<<<<
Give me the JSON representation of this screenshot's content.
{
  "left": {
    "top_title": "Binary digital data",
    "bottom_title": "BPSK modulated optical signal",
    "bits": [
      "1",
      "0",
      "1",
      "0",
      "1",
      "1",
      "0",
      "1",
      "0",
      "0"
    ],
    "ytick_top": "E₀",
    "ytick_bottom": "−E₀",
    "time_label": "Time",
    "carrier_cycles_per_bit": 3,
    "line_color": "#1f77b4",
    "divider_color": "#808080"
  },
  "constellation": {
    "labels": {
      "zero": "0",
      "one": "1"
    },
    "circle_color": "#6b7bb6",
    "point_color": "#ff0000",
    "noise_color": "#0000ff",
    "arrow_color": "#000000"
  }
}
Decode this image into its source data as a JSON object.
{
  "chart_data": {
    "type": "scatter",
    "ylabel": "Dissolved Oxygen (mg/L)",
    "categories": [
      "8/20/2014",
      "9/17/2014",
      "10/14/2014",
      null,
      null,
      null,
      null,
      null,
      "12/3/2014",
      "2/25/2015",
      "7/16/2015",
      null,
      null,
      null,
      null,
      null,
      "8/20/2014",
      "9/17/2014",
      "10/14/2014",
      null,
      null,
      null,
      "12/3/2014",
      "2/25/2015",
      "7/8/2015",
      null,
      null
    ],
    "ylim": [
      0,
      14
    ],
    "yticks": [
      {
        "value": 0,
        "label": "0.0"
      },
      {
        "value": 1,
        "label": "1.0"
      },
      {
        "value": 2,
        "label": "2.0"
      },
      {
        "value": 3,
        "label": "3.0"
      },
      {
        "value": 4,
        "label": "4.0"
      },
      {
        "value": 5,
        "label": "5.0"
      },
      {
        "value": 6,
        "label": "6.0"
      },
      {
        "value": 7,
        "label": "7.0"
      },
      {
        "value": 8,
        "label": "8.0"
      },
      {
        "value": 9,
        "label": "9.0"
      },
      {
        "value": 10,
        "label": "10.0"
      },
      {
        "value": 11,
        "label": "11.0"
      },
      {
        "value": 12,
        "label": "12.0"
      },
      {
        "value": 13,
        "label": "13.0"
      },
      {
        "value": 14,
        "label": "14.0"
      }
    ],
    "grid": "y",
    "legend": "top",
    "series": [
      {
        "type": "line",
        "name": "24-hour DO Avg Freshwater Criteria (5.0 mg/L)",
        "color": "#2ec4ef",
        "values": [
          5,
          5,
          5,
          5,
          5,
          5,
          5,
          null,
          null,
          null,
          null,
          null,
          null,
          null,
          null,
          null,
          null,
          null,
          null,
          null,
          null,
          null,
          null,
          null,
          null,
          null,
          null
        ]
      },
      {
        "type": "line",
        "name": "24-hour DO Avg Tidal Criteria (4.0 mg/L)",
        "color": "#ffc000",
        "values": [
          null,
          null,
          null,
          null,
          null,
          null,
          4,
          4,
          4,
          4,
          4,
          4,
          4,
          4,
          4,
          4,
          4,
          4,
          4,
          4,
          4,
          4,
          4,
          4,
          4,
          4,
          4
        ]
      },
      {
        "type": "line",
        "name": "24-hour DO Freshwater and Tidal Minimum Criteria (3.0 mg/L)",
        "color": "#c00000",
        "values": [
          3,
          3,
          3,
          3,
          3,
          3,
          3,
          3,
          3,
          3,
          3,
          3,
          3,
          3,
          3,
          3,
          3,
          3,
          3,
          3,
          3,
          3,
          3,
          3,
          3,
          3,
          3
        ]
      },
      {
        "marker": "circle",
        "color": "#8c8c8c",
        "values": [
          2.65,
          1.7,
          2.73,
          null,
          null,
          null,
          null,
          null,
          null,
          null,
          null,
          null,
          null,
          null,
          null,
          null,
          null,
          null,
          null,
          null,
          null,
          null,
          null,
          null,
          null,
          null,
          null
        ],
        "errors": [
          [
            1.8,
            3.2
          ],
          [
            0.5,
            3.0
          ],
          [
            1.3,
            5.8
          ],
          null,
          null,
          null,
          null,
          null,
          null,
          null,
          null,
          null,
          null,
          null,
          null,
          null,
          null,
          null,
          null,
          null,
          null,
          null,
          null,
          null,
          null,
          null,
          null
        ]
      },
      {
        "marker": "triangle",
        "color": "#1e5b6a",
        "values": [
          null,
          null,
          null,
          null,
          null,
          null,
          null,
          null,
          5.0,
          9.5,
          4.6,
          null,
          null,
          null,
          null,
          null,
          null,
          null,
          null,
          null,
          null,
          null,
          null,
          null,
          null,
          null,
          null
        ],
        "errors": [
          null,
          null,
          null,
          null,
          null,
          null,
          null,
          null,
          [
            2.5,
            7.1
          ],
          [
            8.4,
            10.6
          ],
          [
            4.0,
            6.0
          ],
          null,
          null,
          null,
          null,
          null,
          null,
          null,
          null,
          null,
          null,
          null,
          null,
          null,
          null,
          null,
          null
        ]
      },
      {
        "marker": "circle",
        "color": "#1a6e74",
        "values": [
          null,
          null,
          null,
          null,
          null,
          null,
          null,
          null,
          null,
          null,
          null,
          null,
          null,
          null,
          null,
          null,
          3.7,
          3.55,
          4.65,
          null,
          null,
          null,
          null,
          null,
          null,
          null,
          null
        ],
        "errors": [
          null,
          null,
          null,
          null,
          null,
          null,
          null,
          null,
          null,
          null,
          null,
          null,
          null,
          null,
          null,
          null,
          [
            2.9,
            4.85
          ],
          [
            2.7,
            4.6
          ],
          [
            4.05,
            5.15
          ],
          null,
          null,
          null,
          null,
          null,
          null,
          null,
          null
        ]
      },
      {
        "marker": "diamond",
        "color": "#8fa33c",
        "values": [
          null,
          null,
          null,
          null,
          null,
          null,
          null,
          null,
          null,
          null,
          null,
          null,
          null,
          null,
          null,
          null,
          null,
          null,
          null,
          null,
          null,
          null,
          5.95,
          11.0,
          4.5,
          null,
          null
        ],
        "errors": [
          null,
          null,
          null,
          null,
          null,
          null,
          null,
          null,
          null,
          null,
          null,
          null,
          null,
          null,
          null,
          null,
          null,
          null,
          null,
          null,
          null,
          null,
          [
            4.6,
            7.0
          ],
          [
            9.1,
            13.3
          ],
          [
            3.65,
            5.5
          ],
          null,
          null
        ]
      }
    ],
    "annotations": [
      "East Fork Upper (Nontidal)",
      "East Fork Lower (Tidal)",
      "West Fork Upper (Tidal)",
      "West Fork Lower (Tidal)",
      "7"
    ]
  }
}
>>>>
## [To do]
Copy out each line above, character for character.

## [Solution for this problem]
Give me the JSON representation of this screenshot's content.
{
  "left": {
    "top_title": "Binary digital data",
    "bottom_title": "BPSK modulated optical signal",
    "bits": [
      "1",
      "0",
      "1",
      "0",
      "1",
      "1",
      "0",
      "1",
      "0",
      "0"
    ],
    "ytick_top": "E₀",
    "ytick_bottom": "−E₀",
    "time_label": "Time",
    "carrier_cycles_per_bit": 3,
    "line_color": "#1f77b4",
    "divider_color": "#808080"
  },
  "constellation": {
    "labels": {
      "zero": "0",
      "one": "1"
    },
    "circle_color": "#6b7bb6",
    "point_color": "#ff0000",
    "noise_color": "#0000ff",
    "arrow_color": "#000000"
  }
}
Decode this image into its source data as a JSON object.
{
  "chart_data": {
    "type": "scatter",
    "ylabel": "Dissolved Oxygen (mg/L)",
    "categories": [
      "8/20/2014",
      "9/17/2014",
      "10/14/2014",
      null,
      null,
      null,
      null,
      null,
      "12/3/2014",
      "2/25/2015",
      "7/16/2015",
      null,
      null,
      null,
      null,
      null,
      "8/20/2014",
      "9/17/2014",
      "10/14/2014",
      null,
      null,
      null,
      "12/3/2014",
      "2/25/2015",
      "7/8/2015",
      null,
      null
    ],
    "ylim": [
      0,
      14
    ],
    "yticks": [
      {
        "value": 0,
        "label": "0.0"
      },
      {
        "value": 1,
        "label": "1.0"
      },
      {
        "value": 2,
        "label": "2.0"
      },
      {
        "value": 3,
        "label": "3.0"
      },
      {
        "value": 4,
        "label": "4.0"
      },
      {
        "value": 5,
        "label": "5.0"
      },
      {
        "value": 6,
        "label": "6.0"
      },
      {
        "value": 7,
        "label": "7.0"
      },
      {
        "value": 8,
        "label": "8.0"
      },
      {
        "value": 9,
        "label": "9.0"
      },
      {
        "value": 10,
        "label": "10.0"
      },
      {
        "value": 11,
        "label": "11.0"
      },
      {
        "value": 12,
        "label": "12.0"
      },
      {
        "value": 13,
        "label": "13.0"
      },
      {
        "value": 14,
        "label": "14.0"
      }
    ],
    "grid": "y",
    "legend": "top",
    "series": [
      {
        "type": "line",
        "name": "24-hour DO Avg Freshwater Criteria (5.0 mg/L)",
        "color": "#2ec4ef",
        "values": [
          5,
          5,
          5,
          5,
          5,
          5,
          5,
          null,
          null,
          null,
          null,
          null,
          null,
          null,
          null,
          null,
          null,
          null,
          null,
          null,
          null,
          null,
          null,
          null,
          null,
          null,
          null
        ]
      },
      {
        "type": "line",
        "name": "24-hour DO Avg Tidal Criteria (4.0 mg/L)",
        "color": "#ffc000",
        "values": [
          null,
          null,
          null,
          null,
          null,
          null,
          4,
          4,
          4,
          4,
          4,
          4,
          4,
          4,
          4,
          4,
          4,
          4,
          4,
          4,
          4,
          4,
          4,
          4,
          4,
          4,
          4
        ]
      },
      {
        "type": "line",
        "name": "24-hour DO Freshwater and Tidal Minimum Criteria (3.0 mg/L)",
        "color": "#c00000",
        "values": [
          3,
          3,
          3,
          3,
          3,
          3,
          3,
          3,
          3,
          3,
          3,
          3,
          3,
          3,
          3,
          3,
          3,
          3,
          3,
          3,
          3,
          3,
          3,
          3,
          3,
          3,
          3
        ]
      },
      {
        "marker": "circle",
        "color": "#8c8c8c",
        "values": [
          2.65,
          1.7,
          2.73,
          null,
          null,
          null,
          null,
          null,
          null,
          null,
          null,
          null,
          null,
          null,
          null,
          null,
          null,
          null,
          null,
          null,
          null,
          null,
          null,
          null,
          null,
          null,
          null
        ],
        "errors": [
          [
            1.8,
            3.2
          ],
          [
            0.5,
            3.0
          ],
          [
            1.3,
            5.8
          ],
          null,
          null,
          null,
          null,
          null,
          null,
          null,
          null,
          null,
          null,
          null,
          null,
          null,
          null,
          null,
          null,
          null,
          null,
          null,
          null,
          null,
          null,
          null,
          null
        ]
      },
      {
        "marker": "triangle",
        "color": "#1e5b6a",
        "values": [
          null,
          null,
          null,
          null,
          null,
          null,
          null,
          null,
          5.0,
          9.5,
          4.6,
          null,
          null,
          null,
          null,
          null,
          null,
          null,
          null,
          null,
          null,
          null,
          null,
          null,
          null,
          null,
          null
        ],
        "errors": [
          null,
          null,
          null,
          null,
          null,
          null,
          null,
          null,
          [
            2.5,
            7.1
          ],
          [
            8.4,
            10.6
          ],
          [
            4.0,
            6.0
          ],
          null,
          null,
          null,
          null,
          null,
          null,
          null,
          null,
          null,
          null,
          null,
          null,
          null,
          null,
          null,
          null
        ]
      },
      {
        "marker": "circle",
        "color": "#1a6e74",
        "values": [
          null,
          null,
          null,
          null,
          null,
          null,
          null,
          null,
          null,
          null,
          null,
          null,
          null,
          null,
          null,
          null,
          3.7,
          3.55,
          4.65,
          null,
          null,
          null,
          null,
          null,
          null,
          null,
          null
        ],
        "errors": [
          null,
          null,
          null,
          null,
          null,
          null,
          null,
          null,
          null,
          null,
          null,
          null,
          null,
          null,
          null,
          null,
          [
            2.9,
            4.85
          ],
          [
            2.7,
            4.6
          ],
          [
            4.05,
            5.15
          ],
          null,
          null,
          null,
          null,
          null,
          null,
          null,
          null
        ]
      },
      {
        "marker": "diamond",
        "color": "#8fa33c",
        "values": [
          null,
          null,
          null,
          null,
          null,
          null,
          null,
          null,
          null,
          null,
          null,
          null,
          null,
          null,
          null,
          null,
          null,
          null,
          null,
          null,
          null,
          null,
          5.95,
          11.0,
          4.5,
          null,
          null
        ],
        "errors": [
          null,
          null,
          null,
          null,
          null,
          null,
          null,
          null,
          null,
          null,
          null,
          null,
          null,
          null,
          null,
          null,
          null,
          null,
          null,
          null,
          null,
          null,
          [
            4.6,
            7.0
          ],
          [
            9.1,
            13.3
          ],
          [
            3.65,
            5.5
          ],
          null,
          null
        ]
      }
    ],
    "annotations": [
      "East Fork Upper (Nontidal)",
      "East Fork Lower (Tidal)",
      "West Fork Upper (Tidal)",
      "West Fork Lower (Tidal)",
      "7"
    ]
  }
}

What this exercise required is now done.